List all lines of the data that include the string "score".

===== Supplied material

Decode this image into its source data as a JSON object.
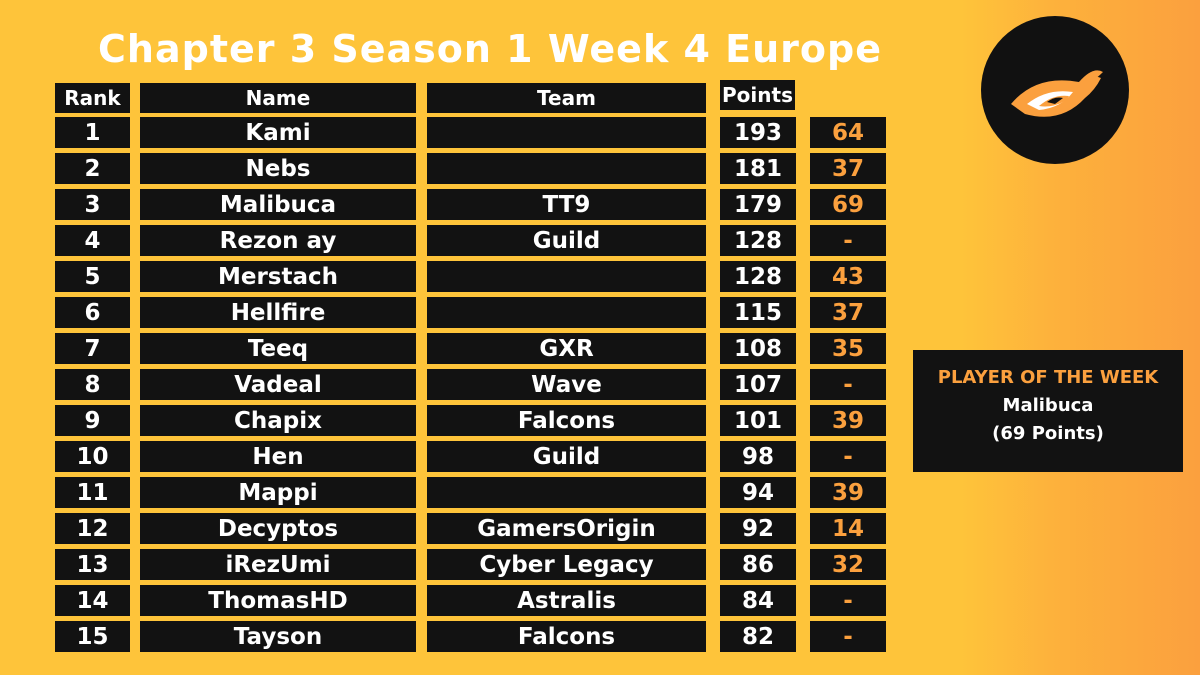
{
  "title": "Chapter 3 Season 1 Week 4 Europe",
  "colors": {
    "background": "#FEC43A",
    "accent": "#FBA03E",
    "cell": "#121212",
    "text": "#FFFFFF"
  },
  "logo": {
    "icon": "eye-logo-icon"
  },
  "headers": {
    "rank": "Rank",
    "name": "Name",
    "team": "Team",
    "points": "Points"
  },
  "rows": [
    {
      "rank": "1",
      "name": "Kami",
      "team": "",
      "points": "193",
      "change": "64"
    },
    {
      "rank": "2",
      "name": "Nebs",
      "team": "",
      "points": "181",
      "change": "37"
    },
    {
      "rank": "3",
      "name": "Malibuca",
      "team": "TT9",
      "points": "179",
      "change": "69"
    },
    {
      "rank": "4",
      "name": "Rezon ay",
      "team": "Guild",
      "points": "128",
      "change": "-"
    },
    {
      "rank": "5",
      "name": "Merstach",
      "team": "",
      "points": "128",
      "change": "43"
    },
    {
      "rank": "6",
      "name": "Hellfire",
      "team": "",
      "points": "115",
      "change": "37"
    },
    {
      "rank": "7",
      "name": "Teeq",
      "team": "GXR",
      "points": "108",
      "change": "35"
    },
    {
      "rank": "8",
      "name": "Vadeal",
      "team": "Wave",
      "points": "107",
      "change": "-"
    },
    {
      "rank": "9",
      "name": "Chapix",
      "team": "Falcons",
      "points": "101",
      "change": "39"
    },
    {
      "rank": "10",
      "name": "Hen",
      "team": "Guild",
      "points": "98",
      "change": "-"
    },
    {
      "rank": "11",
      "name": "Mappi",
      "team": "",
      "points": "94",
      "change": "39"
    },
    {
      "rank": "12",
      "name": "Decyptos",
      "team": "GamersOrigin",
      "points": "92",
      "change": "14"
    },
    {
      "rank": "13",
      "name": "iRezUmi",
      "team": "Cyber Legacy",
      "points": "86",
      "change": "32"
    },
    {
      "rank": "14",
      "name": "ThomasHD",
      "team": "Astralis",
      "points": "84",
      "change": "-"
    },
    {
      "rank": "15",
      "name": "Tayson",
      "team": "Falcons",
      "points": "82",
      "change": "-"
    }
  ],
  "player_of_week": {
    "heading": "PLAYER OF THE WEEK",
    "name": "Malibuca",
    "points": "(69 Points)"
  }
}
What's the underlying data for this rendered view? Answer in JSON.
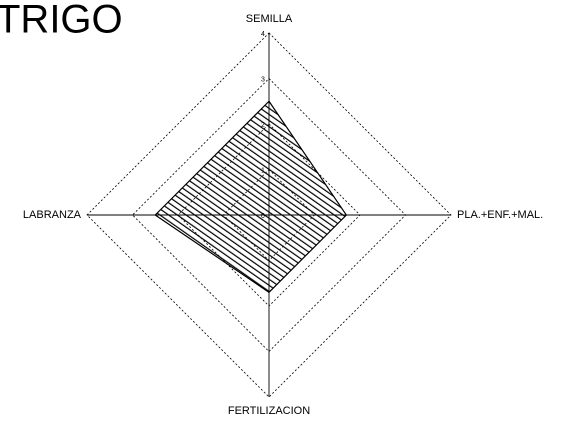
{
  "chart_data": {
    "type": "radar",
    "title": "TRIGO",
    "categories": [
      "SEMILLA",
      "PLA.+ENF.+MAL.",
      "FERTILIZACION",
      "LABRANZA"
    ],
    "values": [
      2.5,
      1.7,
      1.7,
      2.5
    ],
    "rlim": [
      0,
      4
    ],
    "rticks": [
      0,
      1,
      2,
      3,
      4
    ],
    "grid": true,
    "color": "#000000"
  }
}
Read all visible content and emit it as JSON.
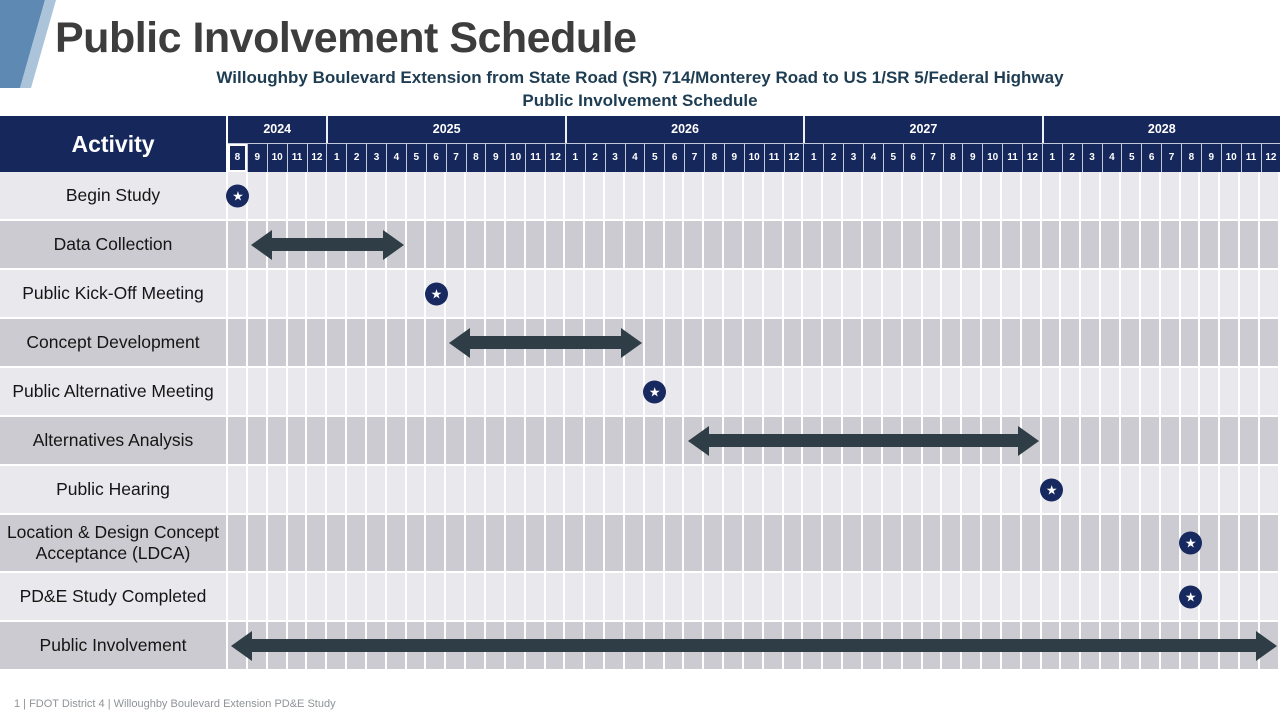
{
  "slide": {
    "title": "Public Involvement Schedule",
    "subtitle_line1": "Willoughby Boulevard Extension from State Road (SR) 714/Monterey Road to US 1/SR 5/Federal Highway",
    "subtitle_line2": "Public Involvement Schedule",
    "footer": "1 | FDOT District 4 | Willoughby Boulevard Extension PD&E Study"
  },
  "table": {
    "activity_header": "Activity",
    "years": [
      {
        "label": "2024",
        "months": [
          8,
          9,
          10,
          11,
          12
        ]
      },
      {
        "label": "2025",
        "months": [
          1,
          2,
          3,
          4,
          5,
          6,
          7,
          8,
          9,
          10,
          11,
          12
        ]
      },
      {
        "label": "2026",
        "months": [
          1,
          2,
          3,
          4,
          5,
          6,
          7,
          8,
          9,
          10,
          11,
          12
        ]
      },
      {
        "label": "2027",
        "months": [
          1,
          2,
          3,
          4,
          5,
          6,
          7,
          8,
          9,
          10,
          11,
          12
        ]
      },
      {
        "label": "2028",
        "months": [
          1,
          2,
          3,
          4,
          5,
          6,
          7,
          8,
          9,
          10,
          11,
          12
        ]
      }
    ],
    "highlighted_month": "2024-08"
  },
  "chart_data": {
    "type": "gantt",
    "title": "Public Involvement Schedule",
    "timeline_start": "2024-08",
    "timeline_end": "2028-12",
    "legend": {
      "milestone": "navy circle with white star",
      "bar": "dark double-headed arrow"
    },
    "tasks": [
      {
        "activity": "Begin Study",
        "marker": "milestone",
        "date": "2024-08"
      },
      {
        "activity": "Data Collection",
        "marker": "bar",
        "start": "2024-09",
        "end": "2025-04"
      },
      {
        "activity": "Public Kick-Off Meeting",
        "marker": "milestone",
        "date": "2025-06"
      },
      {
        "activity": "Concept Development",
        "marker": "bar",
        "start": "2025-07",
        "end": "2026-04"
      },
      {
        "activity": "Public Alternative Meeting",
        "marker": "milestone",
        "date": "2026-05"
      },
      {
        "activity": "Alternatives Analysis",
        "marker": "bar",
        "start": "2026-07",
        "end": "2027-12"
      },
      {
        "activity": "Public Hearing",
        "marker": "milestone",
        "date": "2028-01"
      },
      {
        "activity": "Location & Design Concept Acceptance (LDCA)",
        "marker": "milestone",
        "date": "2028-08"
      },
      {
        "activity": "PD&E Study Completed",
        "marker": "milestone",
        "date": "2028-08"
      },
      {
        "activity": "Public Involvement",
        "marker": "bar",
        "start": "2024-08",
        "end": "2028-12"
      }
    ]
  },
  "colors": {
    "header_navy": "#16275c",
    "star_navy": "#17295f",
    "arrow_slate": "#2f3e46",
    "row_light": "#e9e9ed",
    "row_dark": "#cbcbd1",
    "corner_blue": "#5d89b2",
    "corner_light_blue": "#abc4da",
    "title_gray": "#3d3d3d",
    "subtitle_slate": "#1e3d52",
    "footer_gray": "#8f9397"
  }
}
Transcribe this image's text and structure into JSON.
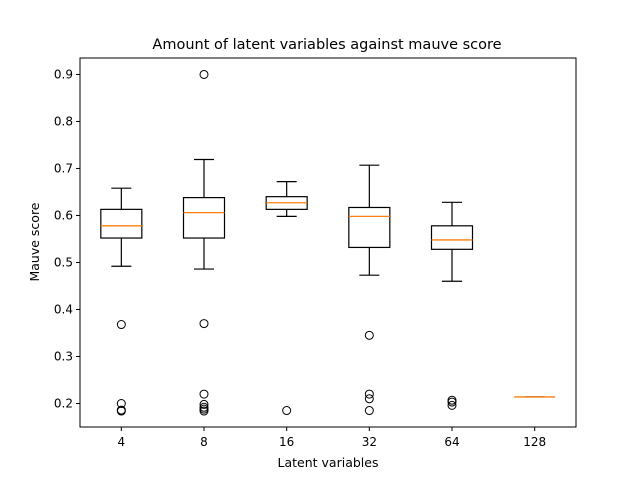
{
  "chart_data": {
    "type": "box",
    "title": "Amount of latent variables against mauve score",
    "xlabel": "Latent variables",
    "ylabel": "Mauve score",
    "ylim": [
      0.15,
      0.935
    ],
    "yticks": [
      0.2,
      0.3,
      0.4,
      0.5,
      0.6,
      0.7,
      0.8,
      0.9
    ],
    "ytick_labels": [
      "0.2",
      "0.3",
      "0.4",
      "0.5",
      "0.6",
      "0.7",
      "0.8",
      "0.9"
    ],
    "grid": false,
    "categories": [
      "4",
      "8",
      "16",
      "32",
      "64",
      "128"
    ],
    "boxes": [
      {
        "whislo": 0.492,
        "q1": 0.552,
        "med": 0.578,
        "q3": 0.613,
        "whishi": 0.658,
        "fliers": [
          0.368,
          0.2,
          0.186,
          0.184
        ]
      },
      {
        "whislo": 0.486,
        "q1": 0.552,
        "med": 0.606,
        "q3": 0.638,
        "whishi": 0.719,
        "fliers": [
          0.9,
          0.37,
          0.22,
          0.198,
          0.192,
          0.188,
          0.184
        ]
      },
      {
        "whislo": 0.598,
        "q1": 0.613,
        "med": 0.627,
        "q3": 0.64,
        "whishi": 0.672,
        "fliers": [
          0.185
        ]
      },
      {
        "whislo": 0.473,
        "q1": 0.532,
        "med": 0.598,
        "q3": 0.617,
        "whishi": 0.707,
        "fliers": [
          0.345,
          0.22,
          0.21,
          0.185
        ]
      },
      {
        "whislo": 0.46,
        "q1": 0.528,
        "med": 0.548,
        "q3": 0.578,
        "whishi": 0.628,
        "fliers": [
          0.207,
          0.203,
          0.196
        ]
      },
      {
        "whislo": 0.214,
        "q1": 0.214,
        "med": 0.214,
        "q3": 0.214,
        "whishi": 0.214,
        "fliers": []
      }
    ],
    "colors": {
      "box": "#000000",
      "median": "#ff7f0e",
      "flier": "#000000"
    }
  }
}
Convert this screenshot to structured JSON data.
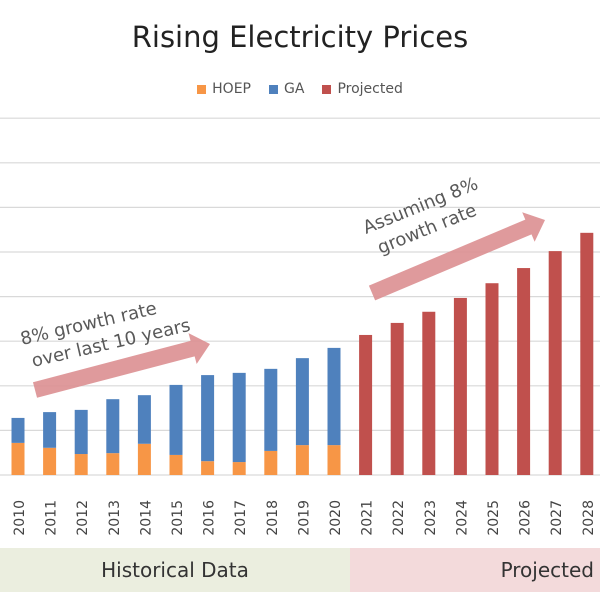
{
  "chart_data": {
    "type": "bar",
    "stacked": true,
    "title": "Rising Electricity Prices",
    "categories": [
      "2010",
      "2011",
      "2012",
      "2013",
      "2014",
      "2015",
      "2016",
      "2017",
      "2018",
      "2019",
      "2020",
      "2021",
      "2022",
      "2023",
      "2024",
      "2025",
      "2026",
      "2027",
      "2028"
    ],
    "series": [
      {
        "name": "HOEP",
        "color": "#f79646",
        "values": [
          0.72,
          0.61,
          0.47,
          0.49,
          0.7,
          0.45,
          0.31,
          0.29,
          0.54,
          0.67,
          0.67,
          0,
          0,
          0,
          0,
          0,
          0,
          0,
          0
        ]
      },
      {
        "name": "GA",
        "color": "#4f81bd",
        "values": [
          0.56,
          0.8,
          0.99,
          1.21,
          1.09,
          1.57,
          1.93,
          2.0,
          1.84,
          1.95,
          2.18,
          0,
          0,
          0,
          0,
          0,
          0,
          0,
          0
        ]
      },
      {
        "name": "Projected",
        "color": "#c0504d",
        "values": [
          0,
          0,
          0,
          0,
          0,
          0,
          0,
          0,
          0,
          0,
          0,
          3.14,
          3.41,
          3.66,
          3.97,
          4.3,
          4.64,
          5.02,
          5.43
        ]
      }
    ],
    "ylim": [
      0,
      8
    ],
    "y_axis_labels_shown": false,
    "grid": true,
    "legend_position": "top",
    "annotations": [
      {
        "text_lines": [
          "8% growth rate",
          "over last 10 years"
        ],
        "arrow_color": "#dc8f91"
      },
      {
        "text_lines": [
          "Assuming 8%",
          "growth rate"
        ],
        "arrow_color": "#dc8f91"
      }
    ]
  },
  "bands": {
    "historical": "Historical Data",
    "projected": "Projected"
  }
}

==========

▶ [Answer for this exercise]:
    "title": "Amount of latent variables against mauve score",
    "ylabel": "Mauve score",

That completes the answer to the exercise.